## Problem description
Search the listing for "firmy" and copy every line where it appears.

## Entries supplied
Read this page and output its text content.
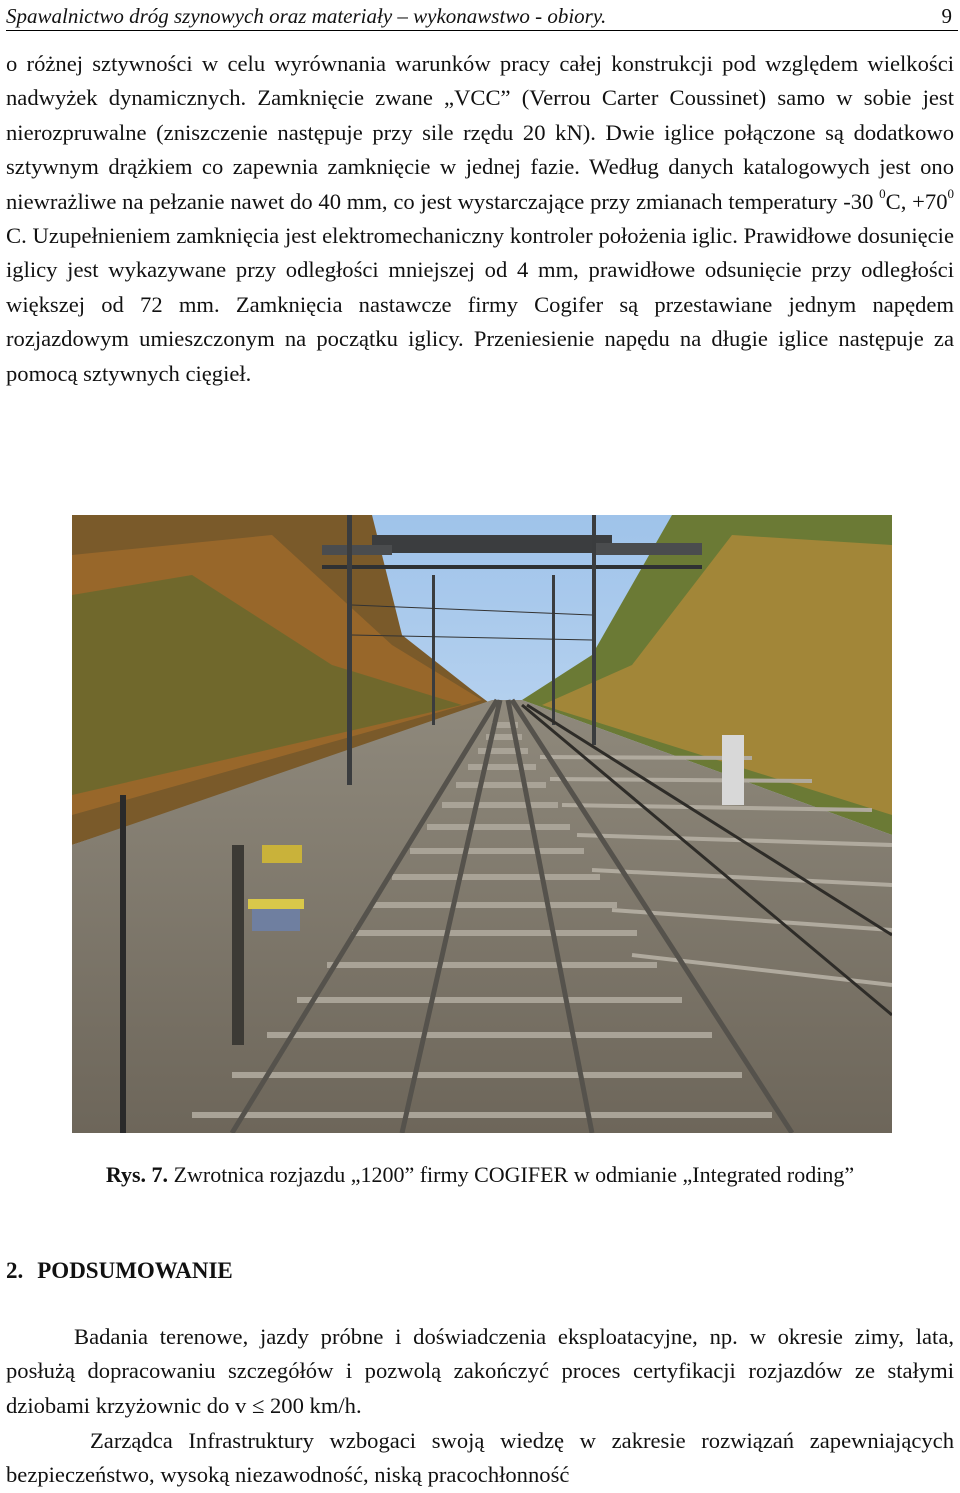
Spawalnictwo dróg szynowych oraz materiały – wykonawstwo - obiory.	9

o różnej sztywności w celu wyrównania warunków pracy całej konstrukcji pod względem wielkości nadwyżek dynamicznych. Zamknięcie zwane „VCC” (Verrou Carter Coussinet) samo w sobie jest nierozpruwalne (zniszczenie następuje przy sile rzędu 20 kN). Dwie iglice połączone są dodatkowo sztywnym drążkiem co zapewnia zamknięcie w jednej fazie. Według danych katalogowych jest ono niewrażliwe na pełzanie nawet do 40 mm, co jest wystarczające przy zmianach temperatury -30 $^0$C, $+70^0$ C. Uzupełnieniem zamknięcia jest elektromechaniczny kontroler położenia iglic. Prawidłowe dosunięcie iglicy jest wykazywane przy odległości mniejszej od 4 mm, prawidłowe odsunięcie przy odległości większej od 72 mm. Zamknięcia nastawcze firmy Cogifer są przestawiane jednym napędem rozjazdowym umieszczonym na początku iglicy. Przeniesienie napędu na długie iglice następuje za pomocą sztywnych cięgieł.

Rys. 7. Zwrotnica rozjazdu „1200” firmy COGIFER w odmianie „Integrated roding”
2. PODSUMOWANIE

Badania terenowe, jazdy próbne i doświadczenia eksploatacyjne, np. w okresie zimy, lata, posłużą dopracowaniu szczegółów i pozwolą zakończyć proces certyfikacji rozjazdów ze stałymi dziobami krzyżownic do v ≤ 200 km/h.

Zarządca Infrastruktury wzbogaci swoją wiedzę w zakresie rozwiązań zapewniających bezpieczeństwo, wysoką niezawodność, niską pracochłonność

## Reply
o różnej sztywności w celu wyrównania warunków pracy całej konstrukcji pod względem wielkości nadwyżek dynamicznych. Zamknięcie zwane „VCC” (Verrou Carter Coussinet) samo w sobie jest nierozpruwalne (zniszczenie następuje przy sile rzędu 20 kN). Dwie iglice połączone są dodatkowo sztywnym drążkiem co zapewnia zamknięcie w jednej fazie. Według danych katalogowych jest ono niewrażliwe na pełzanie nawet do 40 mm, co jest wystarczające przy zmianach temperatury -30 $^0$C, $+70^0$ C. Uzupełnieniem zamknięcia jest elektromechaniczny kontroler położenia iglic. Prawidłowe dosunięcie iglicy jest wykazywane przy odległości mniejszej od 4 mm, prawidłowe odsunięcie przy odległości większej od 72 mm. Zamknięcia nastawcze firmy Cogifer są przestawiane jednym napędem rozjazdowym umieszczonym na początku iglicy. Przeniesienie napędu na długie iglice następuje za pomocą sztywnych cięgieł.
Rys. 7. Zwrotnica rozjazdu „1200” firmy COGIFER w odmianie „Integrated roding”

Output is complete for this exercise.